- [Problem]: Please reproduce all entries word for word, leaving every image behind.
(Source material begins)
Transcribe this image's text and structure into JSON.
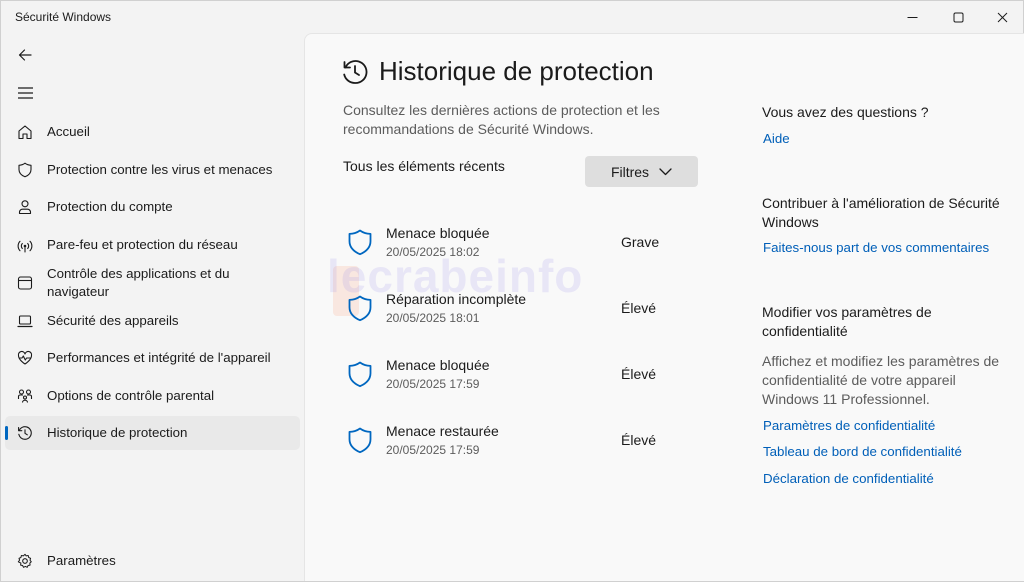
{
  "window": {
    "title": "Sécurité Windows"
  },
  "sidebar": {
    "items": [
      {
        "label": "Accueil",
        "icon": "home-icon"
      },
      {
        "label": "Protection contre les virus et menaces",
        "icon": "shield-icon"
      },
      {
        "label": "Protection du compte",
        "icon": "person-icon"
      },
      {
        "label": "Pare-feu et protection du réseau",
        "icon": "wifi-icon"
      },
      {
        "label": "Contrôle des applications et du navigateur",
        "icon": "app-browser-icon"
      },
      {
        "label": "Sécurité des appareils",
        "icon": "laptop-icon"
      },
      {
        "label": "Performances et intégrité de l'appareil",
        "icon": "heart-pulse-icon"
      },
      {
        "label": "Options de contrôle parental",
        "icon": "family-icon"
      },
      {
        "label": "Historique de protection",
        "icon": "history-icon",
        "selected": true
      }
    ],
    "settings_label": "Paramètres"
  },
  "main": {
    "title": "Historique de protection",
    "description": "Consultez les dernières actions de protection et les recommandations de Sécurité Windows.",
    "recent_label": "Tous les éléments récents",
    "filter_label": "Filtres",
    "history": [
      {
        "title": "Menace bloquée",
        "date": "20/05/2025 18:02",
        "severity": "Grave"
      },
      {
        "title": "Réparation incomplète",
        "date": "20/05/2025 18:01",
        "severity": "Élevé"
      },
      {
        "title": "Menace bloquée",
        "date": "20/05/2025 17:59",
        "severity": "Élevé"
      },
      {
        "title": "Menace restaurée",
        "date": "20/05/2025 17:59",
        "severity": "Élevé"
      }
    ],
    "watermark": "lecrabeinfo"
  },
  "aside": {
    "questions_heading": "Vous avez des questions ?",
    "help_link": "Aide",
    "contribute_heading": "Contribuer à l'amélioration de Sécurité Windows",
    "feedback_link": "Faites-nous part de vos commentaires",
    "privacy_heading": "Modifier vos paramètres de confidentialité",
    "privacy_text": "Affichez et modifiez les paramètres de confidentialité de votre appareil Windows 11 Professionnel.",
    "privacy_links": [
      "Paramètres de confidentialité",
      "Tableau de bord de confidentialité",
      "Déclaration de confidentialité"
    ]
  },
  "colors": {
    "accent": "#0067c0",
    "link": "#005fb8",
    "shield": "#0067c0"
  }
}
(Source material ends)
- [Final answer]:
Transcribe this image's text and structure into JSON.
{
  "window": {
    "title": "Sécurité Windows"
  },
  "sidebar": {
    "items": [
      {
        "label": "Accueil",
        "icon": "home-icon"
      },
      {
        "label": "Protection contre les virus et menaces",
        "icon": "shield-icon"
      },
      {
        "label": "Protection du compte",
        "icon": "person-icon"
      },
      {
        "label": "Pare-feu et protection du réseau",
        "icon": "wifi-icon"
      },
      {
        "label": "Contrôle des applications et du navigateur",
        "icon": "app-browser-icon"
      },
      {
        "label": "Sécurité des appareils",
        "icon": "laptop-icon"
      },
      {
        "label": "Performances et intégrité de l'appareil",
        "icon": "heart-pulse-icon"
      },
      {
        "label": "Options de contrôle parental",
        "icon": "family-icon"
      },
      {
        "label": "Historique de protection",
        "icon": "history-icon",
        "selected": true
      }
    ],
    "settings_label": "Paramètres"
  },
  "main": {
    "title": "Historique de protection",
    "description": "Consultez les dernières actions de protection et les recommandations de Sécurité Windows.",
    "recent_label": "Tous les éléments récents",
    "filter_label": "Filtres",
    "history": [
      {
        "title": "Menace bloquée",
        "date": "20/05/2025 18:02",
        "severity": "Grave"
      },
      {
        "title": "Réparation incomplète",
        "date": "20/05/2025 18:01",
        "severity": "Élevé"
      },
      {
        "title": "Menace bloquée",
        "date": "20/05/2025 17:59",
        "severity": "Élevé"
      },
      {
        "title": "Menace restaurée",
        "date": "20/05/2025 17:59",
        "severity": "Élevé"
      }
    ],
    "watermark": "lecrabeinfo"
  },
  "aside": {
    "questions_heading": "Vous avez des questions ?",
    "help_link": "Aide",
    "contribute_heading": "Contribuer à l'amélioration de Sécurité Windows",
    "feedback_link": "Faites-nous part de vos commentaires",
    "privacy_heading": "Modifier vos paramètres de confidentialité",
    "privacy_text": "Affichez et modifiez les paramètres de confidentialité de votre appareil Windows 11 Professionnel.",
    "privacy_links": [
      "Paramètres de confidentialité",
      "Tableau de bord de confidentialité",
      "Déclaration de confidentialité"
    ]
  },
  "colors": {
    "accent": "#0067c0",
    "link": "#005fb8",
    "shield": "#0067c0"
  }
}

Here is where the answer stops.